**** Excerpted passage ****

The Geo-Ornithology of Detroit

Once you see the #eaglepants you’ll never unsee them

This essay was written for Midwest Architectural Journeys, an excellent collection of essays about buildings and spaces across the center of the United States. Though the essay is about Detroit, the photos in this online version are from other cities. Use the text to find Detroit geo-eagles on your own. Buy the book and support small publishers!

Exploring a city for the first time, one chooses what threads they will pull to understand the architecture of the place and the people who built it. I look to the geo-ornithology: the population of stone and metal eagles that can be found roosting atop columns, occupying the center of pediments, and contributing their decorative splendor to moments of architectural importance. Since the adoption of the Great Seal of the United States featuring a bald eagle in 1782, the big bird has become an adaptable and widely-utilized symbol across the country, adorning numerous structures in seemingly every American city above a certain size. This makes geo-ornithology an accessible hobby, even more so due to the fact that geo-eagles rarely migrate south for winter.

Some hundred years after the bald eagle was officially adopted as a symbol of the country’s might, the midwestern city of Detroit was revving the engines of its economy. Walk around downtown and eagles are everywhere, because projections of power are everywhere. Stand in front of the Buhl Building, completed in 1925, and among an otherwise romanesque decorative scheme you will find a solitary geo-eagle crowning a four story arch that marks the principal entrance. As an office building that was called “the cathedral of finance” in its day, there’s bound to be at least one geo-eagle here. This particular bird was likely sculpted by Corrado Parducci, who worked on many of downtown Detroit’s most famous buildings.

**** Data extract ****

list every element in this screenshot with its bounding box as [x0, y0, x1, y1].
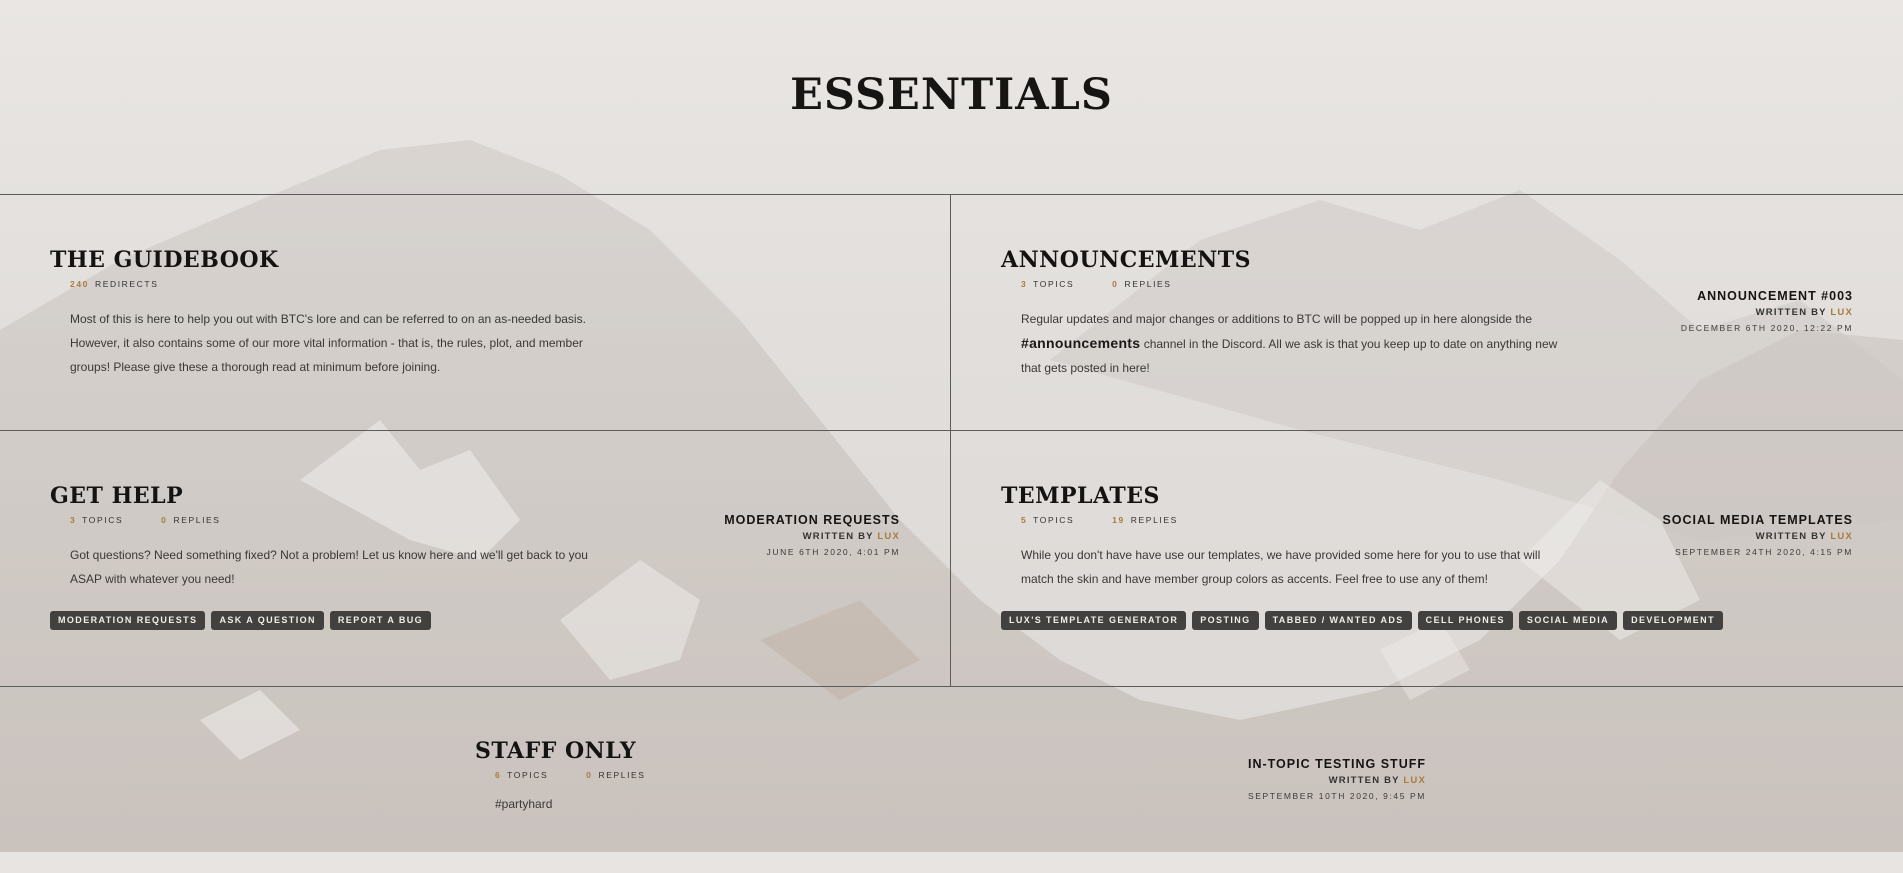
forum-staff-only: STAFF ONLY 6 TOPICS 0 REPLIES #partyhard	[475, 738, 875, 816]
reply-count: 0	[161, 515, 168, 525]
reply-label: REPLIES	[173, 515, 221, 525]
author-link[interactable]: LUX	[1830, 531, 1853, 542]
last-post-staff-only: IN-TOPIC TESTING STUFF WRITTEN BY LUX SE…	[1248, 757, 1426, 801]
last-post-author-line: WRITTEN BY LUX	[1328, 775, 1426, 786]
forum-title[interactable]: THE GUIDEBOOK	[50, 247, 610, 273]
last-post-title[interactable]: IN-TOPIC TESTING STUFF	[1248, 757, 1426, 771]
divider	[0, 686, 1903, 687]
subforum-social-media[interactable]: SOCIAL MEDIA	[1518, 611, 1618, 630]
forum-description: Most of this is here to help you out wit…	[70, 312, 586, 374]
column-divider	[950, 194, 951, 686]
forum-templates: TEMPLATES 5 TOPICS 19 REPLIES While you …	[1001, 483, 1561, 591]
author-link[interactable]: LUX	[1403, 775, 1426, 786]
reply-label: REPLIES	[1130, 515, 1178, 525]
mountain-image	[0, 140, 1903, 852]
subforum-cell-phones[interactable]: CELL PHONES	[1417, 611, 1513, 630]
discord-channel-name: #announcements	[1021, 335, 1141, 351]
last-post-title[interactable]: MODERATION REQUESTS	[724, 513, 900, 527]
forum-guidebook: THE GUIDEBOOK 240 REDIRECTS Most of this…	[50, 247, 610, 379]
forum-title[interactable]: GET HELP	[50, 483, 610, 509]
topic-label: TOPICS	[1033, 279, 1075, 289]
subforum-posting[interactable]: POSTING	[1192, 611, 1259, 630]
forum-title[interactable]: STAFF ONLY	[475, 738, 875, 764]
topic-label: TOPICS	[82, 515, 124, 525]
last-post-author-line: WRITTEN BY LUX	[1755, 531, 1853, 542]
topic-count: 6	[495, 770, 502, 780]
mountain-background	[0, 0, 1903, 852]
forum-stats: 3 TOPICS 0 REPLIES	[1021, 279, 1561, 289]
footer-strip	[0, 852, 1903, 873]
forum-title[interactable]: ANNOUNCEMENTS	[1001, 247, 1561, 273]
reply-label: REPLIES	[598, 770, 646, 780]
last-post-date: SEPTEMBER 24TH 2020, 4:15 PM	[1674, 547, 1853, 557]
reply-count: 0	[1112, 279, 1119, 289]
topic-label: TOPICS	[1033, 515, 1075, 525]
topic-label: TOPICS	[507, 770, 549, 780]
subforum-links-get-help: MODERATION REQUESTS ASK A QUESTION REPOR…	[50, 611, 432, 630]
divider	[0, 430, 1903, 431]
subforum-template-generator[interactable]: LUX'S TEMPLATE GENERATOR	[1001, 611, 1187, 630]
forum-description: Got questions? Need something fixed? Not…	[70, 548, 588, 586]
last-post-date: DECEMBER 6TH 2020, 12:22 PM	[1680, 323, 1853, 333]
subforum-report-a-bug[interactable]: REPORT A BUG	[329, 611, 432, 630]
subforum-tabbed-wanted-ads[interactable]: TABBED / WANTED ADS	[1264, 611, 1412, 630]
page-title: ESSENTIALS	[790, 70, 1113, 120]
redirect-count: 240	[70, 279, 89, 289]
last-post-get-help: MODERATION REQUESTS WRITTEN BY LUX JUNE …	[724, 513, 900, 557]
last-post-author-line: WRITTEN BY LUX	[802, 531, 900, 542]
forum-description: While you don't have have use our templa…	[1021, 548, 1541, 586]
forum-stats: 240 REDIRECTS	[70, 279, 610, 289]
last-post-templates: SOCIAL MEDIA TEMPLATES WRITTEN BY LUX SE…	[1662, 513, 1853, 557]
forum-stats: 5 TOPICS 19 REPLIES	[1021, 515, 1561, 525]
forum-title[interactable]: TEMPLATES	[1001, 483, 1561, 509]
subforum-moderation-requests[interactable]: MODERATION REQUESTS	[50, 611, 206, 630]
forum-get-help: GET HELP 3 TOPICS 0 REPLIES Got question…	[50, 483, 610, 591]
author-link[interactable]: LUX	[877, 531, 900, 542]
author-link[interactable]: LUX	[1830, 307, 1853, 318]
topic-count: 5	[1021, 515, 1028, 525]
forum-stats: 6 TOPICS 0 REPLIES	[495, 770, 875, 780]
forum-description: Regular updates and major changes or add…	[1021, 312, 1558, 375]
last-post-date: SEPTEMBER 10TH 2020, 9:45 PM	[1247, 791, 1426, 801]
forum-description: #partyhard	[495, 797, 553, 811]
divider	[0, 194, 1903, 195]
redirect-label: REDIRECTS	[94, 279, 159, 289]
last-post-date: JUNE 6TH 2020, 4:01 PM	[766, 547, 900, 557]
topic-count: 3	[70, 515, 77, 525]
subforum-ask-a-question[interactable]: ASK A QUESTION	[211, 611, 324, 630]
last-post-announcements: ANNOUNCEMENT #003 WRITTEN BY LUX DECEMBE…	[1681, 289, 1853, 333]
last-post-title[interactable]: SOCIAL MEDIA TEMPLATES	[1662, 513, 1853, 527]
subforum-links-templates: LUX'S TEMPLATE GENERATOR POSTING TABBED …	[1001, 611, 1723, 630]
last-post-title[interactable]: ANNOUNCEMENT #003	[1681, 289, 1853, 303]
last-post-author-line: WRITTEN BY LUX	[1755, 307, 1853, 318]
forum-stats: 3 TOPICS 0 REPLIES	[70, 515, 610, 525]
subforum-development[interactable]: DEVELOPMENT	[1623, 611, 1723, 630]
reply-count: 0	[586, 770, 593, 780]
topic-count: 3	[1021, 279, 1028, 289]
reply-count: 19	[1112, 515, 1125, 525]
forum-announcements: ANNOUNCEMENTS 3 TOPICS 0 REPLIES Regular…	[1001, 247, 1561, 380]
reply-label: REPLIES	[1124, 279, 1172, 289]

****

**Objectives**:
A. Rewrite the Detroit geo-ornithology essay between "This essay was" and "support small publishers!", inclusive, replacing "small publishers" with "independent publishers".
B. Pull out each line of the listing that contains the string "SOCIAL", matching case exactly.

**Answers by task**:
A.
This essay was written for Midwest Architectural Journeys, an excellent collection of essays about buildings and spaces across the center of the United States. Though the essay is about Detroit, the photos in this online version are from other cities. Use the text to find Detroit geo-eagles on your own. Buy the book and support independent publishers!

B.
subforum-social-media[interactable]: SOCIAL MEDIA	[1518, 611, 1618, 630]
last-post-templates: SOCIAL MEDIA TEMPLATES WRITTEN BY LUX SE…	[1662, 513, 1853, 557]
last-post-title[interactable]: SOCIAL MEDIA TEMPLATES	[1662, 513, 1853, 527]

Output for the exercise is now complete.